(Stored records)
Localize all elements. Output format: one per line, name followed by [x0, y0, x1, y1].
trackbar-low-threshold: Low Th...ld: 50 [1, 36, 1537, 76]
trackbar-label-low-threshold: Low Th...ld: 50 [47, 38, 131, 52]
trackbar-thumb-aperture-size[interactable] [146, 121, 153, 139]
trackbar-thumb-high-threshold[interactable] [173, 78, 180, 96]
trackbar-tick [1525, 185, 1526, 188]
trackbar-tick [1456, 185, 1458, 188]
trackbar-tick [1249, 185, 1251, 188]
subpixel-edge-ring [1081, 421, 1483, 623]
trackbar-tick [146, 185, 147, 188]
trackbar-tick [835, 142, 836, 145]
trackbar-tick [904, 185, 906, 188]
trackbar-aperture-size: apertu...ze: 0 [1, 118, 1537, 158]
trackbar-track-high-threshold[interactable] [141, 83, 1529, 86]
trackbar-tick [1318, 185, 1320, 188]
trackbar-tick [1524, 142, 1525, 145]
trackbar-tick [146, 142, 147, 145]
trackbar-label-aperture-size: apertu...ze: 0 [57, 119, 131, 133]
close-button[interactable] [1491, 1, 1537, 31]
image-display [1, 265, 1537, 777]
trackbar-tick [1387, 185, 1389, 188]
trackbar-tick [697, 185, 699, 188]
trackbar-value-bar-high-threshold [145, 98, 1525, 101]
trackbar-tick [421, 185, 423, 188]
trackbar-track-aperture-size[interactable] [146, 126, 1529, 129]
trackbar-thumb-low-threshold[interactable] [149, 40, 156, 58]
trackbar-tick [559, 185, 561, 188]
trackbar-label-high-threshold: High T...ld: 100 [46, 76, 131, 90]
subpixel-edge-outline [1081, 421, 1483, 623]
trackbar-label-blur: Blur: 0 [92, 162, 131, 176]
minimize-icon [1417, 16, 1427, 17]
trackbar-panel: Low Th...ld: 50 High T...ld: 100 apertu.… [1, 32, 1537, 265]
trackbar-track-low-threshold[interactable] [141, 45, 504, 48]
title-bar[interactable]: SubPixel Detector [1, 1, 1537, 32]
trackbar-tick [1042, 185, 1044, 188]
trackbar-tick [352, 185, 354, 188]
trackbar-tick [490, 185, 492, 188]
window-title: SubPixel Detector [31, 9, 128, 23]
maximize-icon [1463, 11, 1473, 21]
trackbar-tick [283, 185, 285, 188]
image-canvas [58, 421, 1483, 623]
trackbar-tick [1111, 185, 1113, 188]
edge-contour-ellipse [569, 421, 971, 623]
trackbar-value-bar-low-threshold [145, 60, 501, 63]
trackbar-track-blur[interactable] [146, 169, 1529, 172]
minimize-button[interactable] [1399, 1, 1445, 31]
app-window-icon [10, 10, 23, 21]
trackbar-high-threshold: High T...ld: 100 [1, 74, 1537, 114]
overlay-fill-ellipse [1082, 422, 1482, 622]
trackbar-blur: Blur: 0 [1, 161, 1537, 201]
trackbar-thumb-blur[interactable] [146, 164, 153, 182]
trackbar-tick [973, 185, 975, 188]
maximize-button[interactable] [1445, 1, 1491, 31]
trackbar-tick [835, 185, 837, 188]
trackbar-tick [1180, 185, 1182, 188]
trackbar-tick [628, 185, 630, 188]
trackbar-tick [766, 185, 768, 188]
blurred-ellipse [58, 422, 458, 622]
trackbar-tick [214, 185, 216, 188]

• **EXERCISE DIRECTIONS**: Lay out every line of the data above as a Markdown table with the columns "Row" and "Line", numbering the rows in order and omitting any blank lines.

• **OUTPUT OF THE TASK**:
| Row | Line |
|---|---|
| 1 | Localize all elements. Output format: one per line, name followed by [x0, y0, x1, y1]. |
| 2 | trackbar-low-threshold: Low Th...ld: 50 [1, 36, 1537, 76] |
| 3 | trackbar-label-low-threshold: Low Th...ld: 50 [47, 38, 131, 52] |
| 4 | trackbar-thumb-aperture-size[interactable] [146, 121, 153, 139] |
| 5 | trackbar-thumb-high-threshold[interactable] [173, 78, 180, 96] |
| 6 | trackbar-tick [1525, 185, 1526, 188] |
| 7 | trackbar-tick [1456, 185, 1458, 188] |
| 8 | trackbar-tick [1249, 185, 1251, 188] |
| 9 | subpixel-edge-ring [1081, 421, 1483, 623] |
| 10 | trackbar-tick [146, 185, 147, 188] |
| 11 | trackbar-tick [835, 142, 836, 145] |
| 12 | trackbar-tick [904, 185, 906, 188] |
| 13 | trackbar-aperture-size: apertu...ze: 0 [1, 118, 1537, 158] |
| 14 | trackbar-track-high-threshold[interactable] [141, 83, 1529, 86] |
| 15 | trackbar-tick [1318, 185, 1320, 188] |
| 16 | trackbar-tick [1524, 142, 1525, 145] |
| 17 | trackbar-tick [146, 142, 147, 145] |
| 18 | trackbar-label-aperture-size: apertu...ze: 0 [57, 119, 131, 133] |
| 19 | close-button[interactable] [1491, 1, 1537, 31] |
| 20 | image-display [1, 265, 1537, 777] |
| 21 | trackbar-tick [1387, 185, 1389, 188] |
| 22 | trackbar-tick [697, 185, 699, 188] |
| 23 | trackbar-value-bar-high-threshold [145, 98, 1525, 101] |
| 24 | trackbar-tick [421, 185, 423, 188] |
| 25 | trackbar-track-aperture-size[interactable] [146, 126, 1529, 129] |
| 26 | trackbar-thumb-low-threshold[interactable] [149, 40, 156, 58] |
| 27 | trackbar-tick [559, 185, 561, 188] |
| 28 | trackbar-label-high-threshold: High T...ld: 100 [46, 76, 131, 90] |
| 29 | subpixel-edge-outline [1081, 421, 1483, 623] |
| 30 | trackbar-label-blur: Blur: 0 [92, 162, 131, 176] |
| 31 | minimize-icon [1417, 16, 1427, 17] |
| 32 | trackbar-panel: Low Th...ld: 50 High T...ld: 100 apertu.… [1, 32, 1537, 265] |
| 33 | trackbar-track-low-threshold[interactable] [141, 45, 504, 48] |
| 34 | title-bar[interactable]: SubPixel Detector [1, 1, 1537, 32] |
| 35 | trackbar-tick [1042, 185, 1044, 188] |
| 36 | trackbar-tick [352, 185, 354, 188] |
| 37 | trackbar-tick [490, 185, 492, 188] |
| 38 | window-title: SubPixel Detector [31, 9, 128, 23] |
| 39 | maximize-icon [1463, 11, 1473, 21] |
| 40 | trackbar-tick [283, 185, 285, 188] |
| 41 | image-canvas [58, 421, 1483, 623] |
| 42 | trackbar-tick [1111, 185, 1113, 188] |
| 43 | edge-contour-ellipse [569, 421, 971, 623] |
| 44 | trackbar-value-bar-low-threshold [145, 60, 501, 63] |
| 45 | trackbar-track-blur[interactable] [146, 169, 1529, 172] |
| 46 | minimize-button[interactable] [1399, 1, 1445, 31] |
| 47 | app-window-icon [10, 10, 23, 21] |
| 48 | trackbar-high-threshold: High T...ld: 100 [1, 74, 1537, 114] |
| 49 | overlay-fill-ellipse [1082, 422, 1482, 622] |
| 50 | trackbar-blur: Blur: 0 [1, 161, 1537, 201] |
| 51 | trackbar-thumb-blur[interactable] [146, 164, 153, 182] |
| 52 | trackbar-tick [973, 185, 975, 188] |
| 53 | maximize-button[interactable] [1445, 1, 1491, 31] |
| 54 | trackbar-tick [835, 185, 837, 188] |
| 55 | trackbar-tick [1180, 185, 1182, 188] |
| 56 | trackbar-tick [628, 185, 630, 188] |
| 57 | trackbar-tick [766, 185, 768, 188] |
| 58 | blurred-ellipse [58, 422, 458, 622] |
| 59 | trackbar-tick [214, 185, 216, 188] |